→ **Some records**
## Begin

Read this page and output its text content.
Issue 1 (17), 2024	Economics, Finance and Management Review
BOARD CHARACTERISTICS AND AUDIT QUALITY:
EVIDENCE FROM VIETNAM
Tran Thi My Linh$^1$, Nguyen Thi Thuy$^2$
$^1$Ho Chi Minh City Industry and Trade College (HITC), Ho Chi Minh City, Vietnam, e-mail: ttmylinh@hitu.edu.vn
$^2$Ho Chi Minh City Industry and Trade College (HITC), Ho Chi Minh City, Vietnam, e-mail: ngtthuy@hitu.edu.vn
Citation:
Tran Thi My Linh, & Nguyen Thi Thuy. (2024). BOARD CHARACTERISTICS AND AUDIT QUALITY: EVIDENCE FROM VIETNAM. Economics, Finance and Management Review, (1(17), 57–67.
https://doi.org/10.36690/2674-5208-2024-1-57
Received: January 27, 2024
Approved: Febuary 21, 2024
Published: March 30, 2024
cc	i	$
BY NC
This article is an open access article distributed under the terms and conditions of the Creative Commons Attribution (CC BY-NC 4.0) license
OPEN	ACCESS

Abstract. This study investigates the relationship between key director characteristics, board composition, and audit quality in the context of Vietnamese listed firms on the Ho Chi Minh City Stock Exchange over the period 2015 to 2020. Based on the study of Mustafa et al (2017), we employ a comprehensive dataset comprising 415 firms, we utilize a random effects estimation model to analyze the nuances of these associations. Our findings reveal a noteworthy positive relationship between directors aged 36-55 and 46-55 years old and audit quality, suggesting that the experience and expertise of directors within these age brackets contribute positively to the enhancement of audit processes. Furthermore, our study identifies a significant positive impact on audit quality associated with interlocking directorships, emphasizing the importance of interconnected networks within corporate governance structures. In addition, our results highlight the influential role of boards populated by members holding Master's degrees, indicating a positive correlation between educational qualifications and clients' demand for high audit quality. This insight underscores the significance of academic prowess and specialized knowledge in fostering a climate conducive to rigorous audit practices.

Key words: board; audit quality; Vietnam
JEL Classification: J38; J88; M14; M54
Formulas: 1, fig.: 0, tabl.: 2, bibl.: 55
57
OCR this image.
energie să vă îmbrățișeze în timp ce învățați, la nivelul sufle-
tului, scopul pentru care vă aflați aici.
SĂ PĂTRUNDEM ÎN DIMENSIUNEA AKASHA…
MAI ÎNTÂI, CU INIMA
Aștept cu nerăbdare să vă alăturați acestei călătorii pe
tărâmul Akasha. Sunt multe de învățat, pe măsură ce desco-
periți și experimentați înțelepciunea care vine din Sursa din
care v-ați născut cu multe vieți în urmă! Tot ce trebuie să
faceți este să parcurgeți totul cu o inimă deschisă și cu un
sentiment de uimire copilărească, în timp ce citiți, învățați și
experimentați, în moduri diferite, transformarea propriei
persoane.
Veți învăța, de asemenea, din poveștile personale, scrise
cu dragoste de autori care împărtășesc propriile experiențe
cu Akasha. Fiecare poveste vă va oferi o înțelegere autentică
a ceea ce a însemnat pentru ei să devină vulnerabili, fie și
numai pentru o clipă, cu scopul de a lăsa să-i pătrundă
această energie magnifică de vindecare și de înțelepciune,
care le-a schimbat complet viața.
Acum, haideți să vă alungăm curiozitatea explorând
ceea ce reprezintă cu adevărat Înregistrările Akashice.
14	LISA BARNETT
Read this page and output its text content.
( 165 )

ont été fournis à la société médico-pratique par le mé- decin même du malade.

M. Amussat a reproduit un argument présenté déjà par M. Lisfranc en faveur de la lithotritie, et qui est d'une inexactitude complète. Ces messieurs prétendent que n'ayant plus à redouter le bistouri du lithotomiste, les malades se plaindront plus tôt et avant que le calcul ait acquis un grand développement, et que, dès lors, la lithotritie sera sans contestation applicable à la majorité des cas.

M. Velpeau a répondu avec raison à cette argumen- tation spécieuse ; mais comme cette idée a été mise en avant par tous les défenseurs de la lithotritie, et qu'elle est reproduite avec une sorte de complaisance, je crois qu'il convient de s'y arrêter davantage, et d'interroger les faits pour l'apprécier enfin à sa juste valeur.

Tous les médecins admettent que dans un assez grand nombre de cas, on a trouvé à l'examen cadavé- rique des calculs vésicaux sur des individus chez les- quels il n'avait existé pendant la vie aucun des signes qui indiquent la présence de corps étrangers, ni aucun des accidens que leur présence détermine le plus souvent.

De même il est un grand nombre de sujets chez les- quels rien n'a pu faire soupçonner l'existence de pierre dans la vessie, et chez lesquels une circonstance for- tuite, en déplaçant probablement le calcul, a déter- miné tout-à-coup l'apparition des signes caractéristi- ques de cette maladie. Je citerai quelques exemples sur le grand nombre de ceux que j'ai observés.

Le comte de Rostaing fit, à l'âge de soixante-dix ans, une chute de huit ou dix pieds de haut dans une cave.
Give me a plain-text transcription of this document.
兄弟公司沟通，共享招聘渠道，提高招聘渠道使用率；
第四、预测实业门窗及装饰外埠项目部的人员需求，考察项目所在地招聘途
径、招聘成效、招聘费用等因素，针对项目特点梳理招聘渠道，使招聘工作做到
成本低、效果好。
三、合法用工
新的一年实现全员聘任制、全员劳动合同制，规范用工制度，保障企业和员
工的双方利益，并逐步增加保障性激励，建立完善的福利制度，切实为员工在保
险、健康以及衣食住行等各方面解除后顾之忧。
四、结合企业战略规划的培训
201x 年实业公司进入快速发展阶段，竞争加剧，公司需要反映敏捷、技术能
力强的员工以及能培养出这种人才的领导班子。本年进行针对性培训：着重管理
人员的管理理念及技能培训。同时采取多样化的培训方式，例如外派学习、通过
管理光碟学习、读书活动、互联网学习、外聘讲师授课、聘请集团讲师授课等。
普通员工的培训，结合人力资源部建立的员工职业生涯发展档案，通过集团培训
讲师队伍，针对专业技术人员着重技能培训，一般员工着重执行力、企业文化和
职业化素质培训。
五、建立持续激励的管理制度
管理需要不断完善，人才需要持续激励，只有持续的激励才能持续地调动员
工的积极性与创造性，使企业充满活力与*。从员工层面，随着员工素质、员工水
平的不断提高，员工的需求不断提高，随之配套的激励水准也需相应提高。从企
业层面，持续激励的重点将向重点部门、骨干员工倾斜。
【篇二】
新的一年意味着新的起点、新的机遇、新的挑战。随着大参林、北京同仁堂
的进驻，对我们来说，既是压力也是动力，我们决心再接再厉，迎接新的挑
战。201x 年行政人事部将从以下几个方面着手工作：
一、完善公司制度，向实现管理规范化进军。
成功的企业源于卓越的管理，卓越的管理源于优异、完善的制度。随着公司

## End

→ **Task requirements**
Where a line above contains the word "energie", copy that line.

→ **Exercise solution**
energie să vă îmbrățișeze în timp ce învățați, la nivelul sufle-
această energie magnifică de vindecare și de înțelepciune,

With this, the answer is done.